- WHAT THE TASK REQUIRES -
From the entries below, please gather each line containing the string "papel".
-- start ENTRIES SUPPLIED --
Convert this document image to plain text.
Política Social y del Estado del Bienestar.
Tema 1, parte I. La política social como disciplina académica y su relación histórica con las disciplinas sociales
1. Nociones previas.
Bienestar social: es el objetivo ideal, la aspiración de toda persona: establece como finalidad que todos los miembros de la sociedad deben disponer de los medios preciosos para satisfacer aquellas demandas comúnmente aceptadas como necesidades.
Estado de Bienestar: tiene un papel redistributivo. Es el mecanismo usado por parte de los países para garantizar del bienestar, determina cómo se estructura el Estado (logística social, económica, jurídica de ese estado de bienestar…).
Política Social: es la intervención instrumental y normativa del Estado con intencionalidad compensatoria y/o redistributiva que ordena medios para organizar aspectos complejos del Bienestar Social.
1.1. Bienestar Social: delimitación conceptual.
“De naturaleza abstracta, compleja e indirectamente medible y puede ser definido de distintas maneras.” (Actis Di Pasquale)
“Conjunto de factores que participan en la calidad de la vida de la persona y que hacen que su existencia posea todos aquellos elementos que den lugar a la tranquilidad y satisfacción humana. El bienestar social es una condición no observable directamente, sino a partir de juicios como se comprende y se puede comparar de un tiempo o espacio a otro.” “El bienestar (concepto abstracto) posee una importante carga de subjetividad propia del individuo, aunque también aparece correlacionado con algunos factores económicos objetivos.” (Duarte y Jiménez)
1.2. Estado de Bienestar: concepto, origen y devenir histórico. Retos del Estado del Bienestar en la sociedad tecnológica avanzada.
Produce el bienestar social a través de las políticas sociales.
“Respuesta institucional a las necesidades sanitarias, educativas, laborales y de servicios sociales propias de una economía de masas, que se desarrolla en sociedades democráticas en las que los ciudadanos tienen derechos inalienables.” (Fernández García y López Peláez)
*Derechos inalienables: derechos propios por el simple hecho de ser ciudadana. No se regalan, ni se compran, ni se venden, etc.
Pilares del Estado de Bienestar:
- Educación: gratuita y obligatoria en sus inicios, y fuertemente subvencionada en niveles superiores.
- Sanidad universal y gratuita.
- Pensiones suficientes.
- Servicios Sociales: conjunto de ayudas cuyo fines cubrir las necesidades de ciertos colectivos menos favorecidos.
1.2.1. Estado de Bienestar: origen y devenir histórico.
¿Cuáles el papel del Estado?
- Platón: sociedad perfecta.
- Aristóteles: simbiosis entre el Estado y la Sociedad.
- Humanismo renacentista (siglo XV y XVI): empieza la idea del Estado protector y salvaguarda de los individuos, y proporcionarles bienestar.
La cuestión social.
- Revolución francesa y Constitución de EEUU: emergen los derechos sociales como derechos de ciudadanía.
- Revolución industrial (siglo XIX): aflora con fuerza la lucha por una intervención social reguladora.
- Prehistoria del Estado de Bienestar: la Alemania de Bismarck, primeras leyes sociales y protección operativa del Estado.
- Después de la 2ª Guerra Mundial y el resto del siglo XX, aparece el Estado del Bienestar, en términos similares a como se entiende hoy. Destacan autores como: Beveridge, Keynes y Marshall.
-- end ENTRIES SUPPLIED --
- FINAL RESULT -
Estado de Bienestar: tiene un papel redistributivo. Es el mecanismo usado por parte de los países para garantizar del bienestar, determina cómo se estructura el Estado (logística social, económica, jurídica de ese estado de bienestar…).
¿Cuáles el papel del Estado?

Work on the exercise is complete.